[What to produce]
Write out the full listing exactly as given, minus the images.

......

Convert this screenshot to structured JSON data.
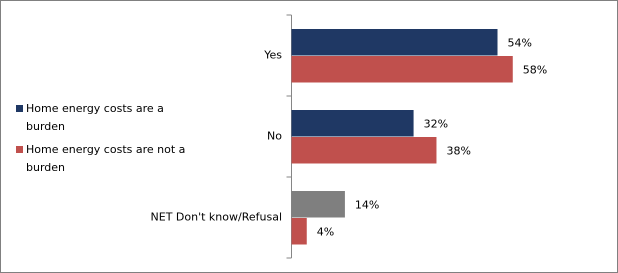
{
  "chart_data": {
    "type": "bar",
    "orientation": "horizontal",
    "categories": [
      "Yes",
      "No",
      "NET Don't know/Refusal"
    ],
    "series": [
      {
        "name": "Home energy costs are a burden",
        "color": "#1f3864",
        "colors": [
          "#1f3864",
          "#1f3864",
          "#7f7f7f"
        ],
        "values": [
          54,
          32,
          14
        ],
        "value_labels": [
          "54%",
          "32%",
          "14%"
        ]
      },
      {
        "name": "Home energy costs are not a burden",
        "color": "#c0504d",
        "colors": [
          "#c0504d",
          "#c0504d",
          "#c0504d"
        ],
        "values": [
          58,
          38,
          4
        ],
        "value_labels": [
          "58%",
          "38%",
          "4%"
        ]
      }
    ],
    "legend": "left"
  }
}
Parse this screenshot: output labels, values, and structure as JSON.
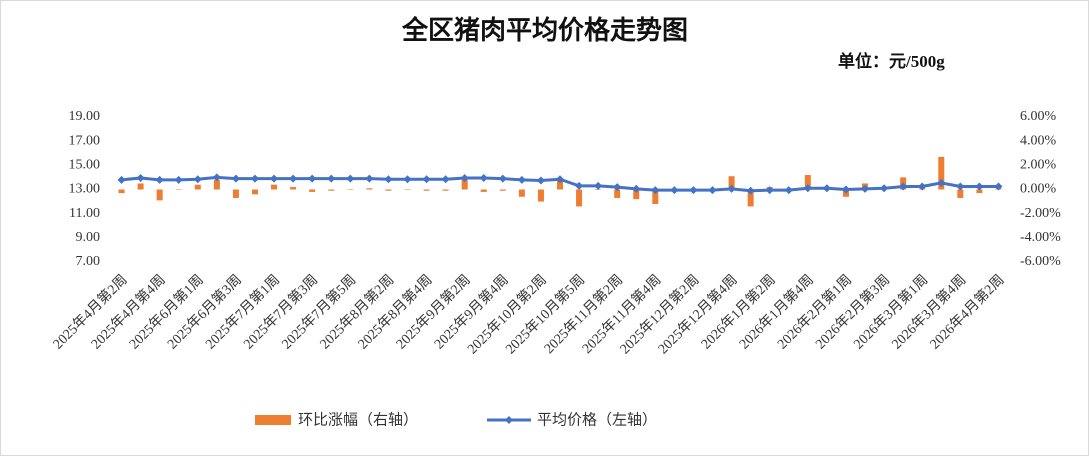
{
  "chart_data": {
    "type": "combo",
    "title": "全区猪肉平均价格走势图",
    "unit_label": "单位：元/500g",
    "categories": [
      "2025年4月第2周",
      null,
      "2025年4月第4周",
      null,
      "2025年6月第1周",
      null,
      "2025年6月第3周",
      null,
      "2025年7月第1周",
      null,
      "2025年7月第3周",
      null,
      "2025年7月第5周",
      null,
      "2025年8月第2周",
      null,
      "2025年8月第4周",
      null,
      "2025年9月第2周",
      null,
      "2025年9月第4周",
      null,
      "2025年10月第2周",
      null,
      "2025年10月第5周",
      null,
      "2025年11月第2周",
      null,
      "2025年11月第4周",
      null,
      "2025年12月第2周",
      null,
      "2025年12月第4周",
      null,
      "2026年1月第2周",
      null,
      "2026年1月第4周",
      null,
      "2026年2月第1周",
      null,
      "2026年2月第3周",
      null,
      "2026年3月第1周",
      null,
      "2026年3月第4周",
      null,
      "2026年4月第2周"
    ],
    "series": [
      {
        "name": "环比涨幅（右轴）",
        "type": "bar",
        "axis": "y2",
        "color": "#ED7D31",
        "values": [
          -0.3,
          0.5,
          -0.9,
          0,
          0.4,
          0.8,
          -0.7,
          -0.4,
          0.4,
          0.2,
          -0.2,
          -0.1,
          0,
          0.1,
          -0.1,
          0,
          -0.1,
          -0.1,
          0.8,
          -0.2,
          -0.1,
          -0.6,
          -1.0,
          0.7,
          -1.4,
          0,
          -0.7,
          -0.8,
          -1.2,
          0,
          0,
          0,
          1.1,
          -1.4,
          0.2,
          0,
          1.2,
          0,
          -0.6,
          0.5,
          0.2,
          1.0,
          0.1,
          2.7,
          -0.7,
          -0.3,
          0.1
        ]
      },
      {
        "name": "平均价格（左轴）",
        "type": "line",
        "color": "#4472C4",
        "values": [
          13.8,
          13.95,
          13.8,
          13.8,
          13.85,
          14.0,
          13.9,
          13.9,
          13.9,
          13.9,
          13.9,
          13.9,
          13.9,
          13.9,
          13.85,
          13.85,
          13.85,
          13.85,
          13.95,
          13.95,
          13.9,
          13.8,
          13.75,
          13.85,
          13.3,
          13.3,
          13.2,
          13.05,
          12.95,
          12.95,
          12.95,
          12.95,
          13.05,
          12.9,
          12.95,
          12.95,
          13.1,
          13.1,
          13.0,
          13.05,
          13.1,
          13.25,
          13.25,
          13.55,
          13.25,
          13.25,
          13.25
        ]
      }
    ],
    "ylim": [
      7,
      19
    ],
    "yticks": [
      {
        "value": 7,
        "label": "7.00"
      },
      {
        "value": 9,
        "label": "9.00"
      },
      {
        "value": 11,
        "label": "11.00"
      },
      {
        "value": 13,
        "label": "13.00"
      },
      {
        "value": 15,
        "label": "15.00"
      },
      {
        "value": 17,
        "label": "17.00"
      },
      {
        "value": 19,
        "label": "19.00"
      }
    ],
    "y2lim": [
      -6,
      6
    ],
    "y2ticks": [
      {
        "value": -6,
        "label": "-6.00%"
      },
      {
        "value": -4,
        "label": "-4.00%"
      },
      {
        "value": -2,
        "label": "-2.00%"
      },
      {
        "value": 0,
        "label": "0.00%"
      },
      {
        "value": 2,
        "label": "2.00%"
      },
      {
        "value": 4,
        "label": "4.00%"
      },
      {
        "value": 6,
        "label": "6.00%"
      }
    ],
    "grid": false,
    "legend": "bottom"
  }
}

......

[Output below]
Convert this screenshot to structured JSON data.
{
  "chart_data": {
    "type": "bar",
    "orientation": "horizontal",
    "categories": [
      "Yes",
      "No",
      "NET Don't know/Refusal"
    ],
    "series": [
      {
        "name": "Home energy costs are a burden",
        "color": "#1f3864",
        "colors": [
          "#1f3864",
          "#1f3864",
          "#7f7f7f"
        ],
        "values": [
          54,
          32,
          14
        ],
        "value_labels": [
          "54%",
          "32%",
          "14%"
        ]
      },
      {
        "name": "Home energy costs are not a burden",
        "color": "#c0504d",
        "colors": [
          "#c0504d",
          "#c0504d",
          "#c0504d"
        ],
        "values": [
          58,
          38,
          4
        ],
        "value_labels": [
          "58%",
          "38%",
          "4%"
        ]
      }
    ],
    "legend": "left"
  }
}
Parse this screenshot: output labels, values, and structure as JSON.
{
  "chart_data": {
    "type": "combo",
    "title": "全区猪肉平均价格走势图",
    "unit_label": "单位：元/500g",
    "categories": [
      "2025年4月第2周",
      null,
      "2025年4月第4周",
      null,
      "2025年6月第1周",
      null,
      "2025年6月第3周",
      null,
      "2025年7月第1周",
      null,
      "2025年7月第3周",
      null,
      "2025年7月第5周",
      null,
      "2025年8月第2周",
      null,
      "2025年8月第4周",
      null,
      "2025年9月第2周",
      null,
      "2025年9月第4周",
      null,
      "2025年10月第2周",
      null,
      "2025年10月第5周",
      null,
      "2025年11月第2周",
      null,
      "2025年11月第4周",
      null,
      "2025年12月第2周",
      null,
      "2025年12月第4周",
      null,
      "2026年1月第2周",
      null,
      "2026年1月第4周",
      null,
      "2026年2月第1周",
      null,
      "2026年2月第3周",
      null,
      "2026年3月第1周",
      null,
      "2026年3月第4周",
      null,
      "2026年4月第2周"
    ],
    "series": [
      {
        "name": "环比涨幅（右轴）",
        "type": "bar",
        "axis": "y2",
        "color": "#ED7D31",
        "values": [
          -0.3,
          0.5,
          -0.9,
          0,
          0.4,
          0.8,
          -0.7,
          -0.4,
          0.4,
          0.2,
          -0.2,
          -0.1,
          0,
          0.1,
          -0.1,
          0,
          -0.1,
          -0.1,
          0.8,
          -0.2,
          -0.1,
          -0.6,
          -1.0,
          0.7,
          -1.4,
          0,
          -0.7,
          -0.8,
          -1.2,
          0,
          0,
          0,
          1.1,
          -1.4,
          0.2,
          0,
          1.2,
          0,
          -0.6,
          0.5,
          0.2,
          1.0,
          0.1,
          2.7,
          -0.7,
          -0.3,
          0.1
        ]
      },
      {
        "name": "平均价格（左轴）",
        "type": "line",
        "color": "#4472C4",
        "values": [
          13.8,
          13.95,
          13.8,
          13.8,
          13.85,
          14.0,
          13.9,
          13.9,
          13.9,
          13.9,
          13.9,
          13.9,
          13.9,
          13.9,
          13.85,
          13.85,
          13.85,
          13.85,
          13.95,
          13.95,
          13.9,
          13.8,
          13.75,
          13.85,
          13.3,
          13.3,
          13.2,
          13.05,
          12.95,
          12.95,
          12.95,
          12.95,
          13.05,
          12.9,
          12.95,
          12.95,
          13.1,
          13.1,
          13.0,
          13.05,
          13.1,
          13.25,
          13.25,
          13.55,
          13.25,
          13.25,
          13.25
        ]
      }
    ],
    "ylim": [
      7,
      19
    ],
    "yticks": [
      {
        "value": 7,
        "label": "7.00"
      },
      {
        "value": 9,
        "label": "9.00"
      },
      {
        "value": 11,
        "label": "11.00"
      },
      {
        "value": 13,
        "label": "13.00"
      },
      {
        "value": 15,
        "label": "15.00"
      },
      {
        "value": 17,
        "label": "17.00"
      },
      {
        "value": 19,
        "label": "19.00"
      }
    ],
    "y2lim": [
      -6,
      6
    ],
    "y2ticks": [
      {
        "value": -6,
        "label": "-6.00%"
      },
      {
        "value": -4,
        "label": "-4.00%"
      },
      {
        "value": -2,
        "label": "-2.00%"
      },
      {
        "value": 0,
        "label": "0.00%"
      },
      {
        "value": 2,
        "label": "2.00%"
      },
      {
        "value": 4,
        "label": "4.00%"
      },
      {
        "value": 6,
        "label": "6.00%"
      }
    ],
    "grid": false,
    "legend": "bottom"
  }
}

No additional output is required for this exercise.